Data entries for graphics:
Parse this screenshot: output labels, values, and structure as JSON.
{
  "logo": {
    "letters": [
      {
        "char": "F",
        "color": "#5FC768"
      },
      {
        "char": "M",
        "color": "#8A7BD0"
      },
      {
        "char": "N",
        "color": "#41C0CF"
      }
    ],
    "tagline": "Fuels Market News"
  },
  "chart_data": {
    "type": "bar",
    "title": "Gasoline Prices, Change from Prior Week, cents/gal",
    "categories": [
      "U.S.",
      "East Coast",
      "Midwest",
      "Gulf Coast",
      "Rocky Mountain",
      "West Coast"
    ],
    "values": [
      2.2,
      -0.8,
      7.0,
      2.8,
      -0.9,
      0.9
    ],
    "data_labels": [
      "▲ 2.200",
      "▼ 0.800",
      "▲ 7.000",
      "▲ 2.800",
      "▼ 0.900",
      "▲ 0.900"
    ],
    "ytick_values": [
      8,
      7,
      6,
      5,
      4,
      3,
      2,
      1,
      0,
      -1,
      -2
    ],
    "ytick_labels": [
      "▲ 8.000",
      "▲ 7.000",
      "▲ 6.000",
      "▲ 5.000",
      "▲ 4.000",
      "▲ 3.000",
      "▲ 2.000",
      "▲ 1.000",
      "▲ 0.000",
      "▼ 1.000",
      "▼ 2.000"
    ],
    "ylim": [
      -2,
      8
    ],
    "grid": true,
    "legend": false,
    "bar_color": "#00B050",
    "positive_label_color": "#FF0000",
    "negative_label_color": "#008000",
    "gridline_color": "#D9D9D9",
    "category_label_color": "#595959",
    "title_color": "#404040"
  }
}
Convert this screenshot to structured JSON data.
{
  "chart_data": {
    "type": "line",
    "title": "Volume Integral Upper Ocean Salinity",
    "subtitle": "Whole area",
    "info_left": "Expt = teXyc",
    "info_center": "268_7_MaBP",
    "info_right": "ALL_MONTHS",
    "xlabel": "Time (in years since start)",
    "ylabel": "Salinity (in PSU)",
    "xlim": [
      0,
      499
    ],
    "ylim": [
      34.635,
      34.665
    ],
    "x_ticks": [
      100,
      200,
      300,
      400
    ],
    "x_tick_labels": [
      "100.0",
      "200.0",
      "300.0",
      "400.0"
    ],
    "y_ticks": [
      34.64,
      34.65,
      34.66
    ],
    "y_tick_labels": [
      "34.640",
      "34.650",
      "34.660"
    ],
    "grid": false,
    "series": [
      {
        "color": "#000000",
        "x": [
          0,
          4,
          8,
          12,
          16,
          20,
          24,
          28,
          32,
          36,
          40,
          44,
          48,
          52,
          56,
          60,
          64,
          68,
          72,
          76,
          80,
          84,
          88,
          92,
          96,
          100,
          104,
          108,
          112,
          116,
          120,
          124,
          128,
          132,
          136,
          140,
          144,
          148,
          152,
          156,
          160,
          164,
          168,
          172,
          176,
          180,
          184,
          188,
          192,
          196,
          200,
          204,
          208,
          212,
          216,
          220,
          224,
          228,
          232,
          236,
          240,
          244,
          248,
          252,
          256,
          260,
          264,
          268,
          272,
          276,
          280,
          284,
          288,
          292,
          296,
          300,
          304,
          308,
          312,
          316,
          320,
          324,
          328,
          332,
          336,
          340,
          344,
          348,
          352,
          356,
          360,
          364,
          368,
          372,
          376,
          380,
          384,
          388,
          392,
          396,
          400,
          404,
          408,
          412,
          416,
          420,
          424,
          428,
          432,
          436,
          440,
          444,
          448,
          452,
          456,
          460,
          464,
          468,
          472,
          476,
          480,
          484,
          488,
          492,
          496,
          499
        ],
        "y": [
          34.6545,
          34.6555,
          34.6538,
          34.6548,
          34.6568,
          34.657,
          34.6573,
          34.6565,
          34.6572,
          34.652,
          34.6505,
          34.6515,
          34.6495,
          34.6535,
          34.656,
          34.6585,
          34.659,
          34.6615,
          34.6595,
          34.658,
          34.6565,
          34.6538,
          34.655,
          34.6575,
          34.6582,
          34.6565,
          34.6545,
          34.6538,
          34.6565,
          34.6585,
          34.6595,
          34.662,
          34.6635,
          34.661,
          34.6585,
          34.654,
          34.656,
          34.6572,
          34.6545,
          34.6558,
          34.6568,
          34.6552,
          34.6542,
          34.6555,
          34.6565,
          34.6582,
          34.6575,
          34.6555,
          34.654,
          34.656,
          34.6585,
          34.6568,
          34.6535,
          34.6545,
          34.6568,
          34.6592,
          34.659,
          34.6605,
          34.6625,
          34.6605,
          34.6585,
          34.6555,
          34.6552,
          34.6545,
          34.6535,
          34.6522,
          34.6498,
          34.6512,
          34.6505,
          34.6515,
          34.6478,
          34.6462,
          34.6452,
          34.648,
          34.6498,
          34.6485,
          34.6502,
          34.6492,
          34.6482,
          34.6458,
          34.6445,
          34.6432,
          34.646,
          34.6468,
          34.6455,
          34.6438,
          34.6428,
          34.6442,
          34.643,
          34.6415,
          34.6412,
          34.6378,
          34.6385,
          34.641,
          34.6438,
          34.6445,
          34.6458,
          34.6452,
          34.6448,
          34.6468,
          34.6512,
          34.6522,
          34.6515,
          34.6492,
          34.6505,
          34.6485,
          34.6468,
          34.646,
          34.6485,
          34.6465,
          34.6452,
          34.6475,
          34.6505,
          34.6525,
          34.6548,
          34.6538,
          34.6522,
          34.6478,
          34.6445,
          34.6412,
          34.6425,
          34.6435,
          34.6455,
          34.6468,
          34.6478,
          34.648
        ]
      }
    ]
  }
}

→ **PROBLEM TO SOLVE**:
Extract the entries above verbatim.

→ **ANSWER TO THIS EXERCISE**:
Parse this screenshot: output labels, values, and structure as JSON.
{
  "logo": {
    "letters": [
      {
        "char": "F",
        "color": "#5FC768"
      },
      {
        "char": "M",
        "color": "#8A7BD0"
      },
      {
        "char": "N",
        "color": "#41C0CF"
      }
    ],
    "tagline": "Fuels Market News"
  },
  "chart_data": {
    "type": "bar",
    "title": "Gasoline Prices, Change from Prior Week, cents/gal",
    "categories": [
      "U.S.",
      "East Coast",
      "Midwest",
      "Gulf Coast",
      "Rocky Mountain",
      "West Coast"
    ],
    "values": [
      2.2,
      -0.8,
      7.0,
      2.8,
      -0.9,
      0.9
    ],
    "data_labels": [
      "▲ 2.200",
      "▼ 0.800",
      "▲ 7.000",
      "▲ 2.800",
      "▼ 0.900",
      "▲ 0.900"
    ],
    "ytick_values": [
      8,
      7,
      6,
      5,
      4,
      3,
      2,
      1,
      0,
      -1,
      -2
    ],
    "ytick_labels": [
      "▲ 8.000",
      "▲ 7.000",
      "▲ 6.000",
      "▲ 5.000",
      "▲ 4.000",
      "▲ 3.000",
      "▲ 2.000",
      "▲ 1.000",
      "▲ 0.000",
      "▼ 1.000",
      "▼ 2.000"
    ],
    "ylim": [
      -2,
      8
    ],
    "grid": true,
    "legend": false,
    "bar_color": "#00B050",
    "positive_label_color": "#FF0000",
    "negative_label_color": "#008000",
    "gridline_color": "#D9D9D9",
    "category_label_color": "#595959",
    "title_color": "#404040"
  }
}
Convert this screenshot to structured JSON data.
{
  "chart_data": {
    "type": "line",
    "title": "Volume Integral Upper Ocean Salinity",
    "subtitle": "Whole area",
    "info_left": "Expt = teXyc",
    "info_center": "268_7_MaBP",
    "info_right": "ALL_MONTHS",
    "xlabel": "Time (in years since start)",
    "ylabel": "Salinity (in PSU)",
    "xlim": [
      0,
      499
    ],
    "ylim": [
      34.635,
      34.665
    ],
    "x_ticks": [
      100,
      200,
      300,
      400
    ],
    "x_tick_labels": [
      "100.0",
      "200.0",
      "300.0",
      "400.0"
    ],
    "y_ticks": [
      34.64,
      34.65,
      34.66
    ],
    "y_tick_labels": [
      "34.640",
      "34.650",
      "34.660"
    ],
    "grid": false,
    "series": [
      {
        "color": "#000000",
        "x": [
          0,
          4,
          8,
          12,
          16,
          20,
          24,
          28,
          32,
          36,
          40,
          44,
          48,
          52,
          56,
          60,
          64,
          68,
          72,
          76,
          80,
          84,
          88,
          92,
          96,
          100,
          104,
          108,
          112,
          116,
          120,
          124,
          128,
          132,
          136,
          140,
          144,
          148,
          152,
          156,
          160,
          164,
          168,
          172,
          176,
          180,
          184,
          188,
          192,
          196,
          200,
          204,
          208,
          212,
          216,
          220,
          224,
          228,
          232,
          236,
          240,
          244,
          248,
          252,
          256,
          260,
          264,
          268,
          272,
          276,
          280,
          284,
          288,
          292,
          296,
          300,
          304,
          308,
          312,
          316,
          320,
          324,
          328,
          332,
          336,
          340,
          344,
          348,
          352,
          356,
          360,
          364,
          368,
          372,
          376,
          380,
          384,
          388,
          392,
          396,
          400,
          404,
          408,
          412,
          416,
          420,
          424,
          428,
          432,
          436,
          440,
          444,
          448,
          452,
          456,
          460,
          464,
          468,
          472,
          476,
          480,
          484,
          488,
          492,
          496,
          499
        ],
        "y": [
          34.6545,
          34.6555,
          34.6538,
          34.6548,
          34.6568,
          34.657,
          34.6573,
          34.6565,
          34.6572,
          34.652,
          34.6505,
          34.6515,
          34.6495,
          34.6535,
          34.656,
          34.6585,
          34.659,
          34.6615,
          34.6595,
          34.658,
          34.6565,
          34.6538,
          34.655,
          34.6575,
          34.6582,
          34.6565,
          34.6545,
          34.6538,
          34.6565,
          34.6585,
          34.6595,
          34.662,
          34.6635,
          34.661,
          34.6585,
          34.654,
          34.656,
          34.6572,
          34.6545,
          34.6558,
          34.6568,
          34.6552,
          34.6542,
          34.6555,
          34.6565,
          34.6582,
          34.6575,
          34.6555,
          34.654,
          34.656,
          34.6585,
          34.6568,
          34.6535,
          34.6545,
          34.6568,
          34.6592,
          34.659,
          34.6605,
          34.6625,
          34.6605,
          34.6585,
          34.6555,
          34.6552,
          34.6545,
          34.6535,
          34.6522,
          34.6498,
          34.6512,
          34.6505,
          34.6515,
          34.6478,
          34.6462,
          34.6452,
          34.648,
          34.6498,
          34.6485,
          34.6502,
          34.6492,
          34.6482,
          34.6458,
          34.6445,
          34.6432,
          34.646,
          34.6468,
          34.6455,
          34.6438,
          34.6428,
          34.6442,
          34.643,
          34.6415,
          34.6412,
          34.6378,
          34.6385,
          34.641,
          34.6438,
          34.6445,
          34.6458,
          34.6452,
          34.6448,
          34.6468,
          34.6512,
          34.6522,
          34.6515,
          34.6492,
          34.6505,
          34.6485,
          34.6468,
          34.646,
          34.6485,
          34.6465,
          34.6452,
          34.6475,
          34.6505,
          34.6525,
          34.6548,
          34.6538,
          34.6522,
          34.6478,
          34.6445,
          34.6412,
          34.6425,
          34.6435,
          34.6455,
          34.6468,
          34.6478,
          34.648
        ]
      }
    ]
  }
}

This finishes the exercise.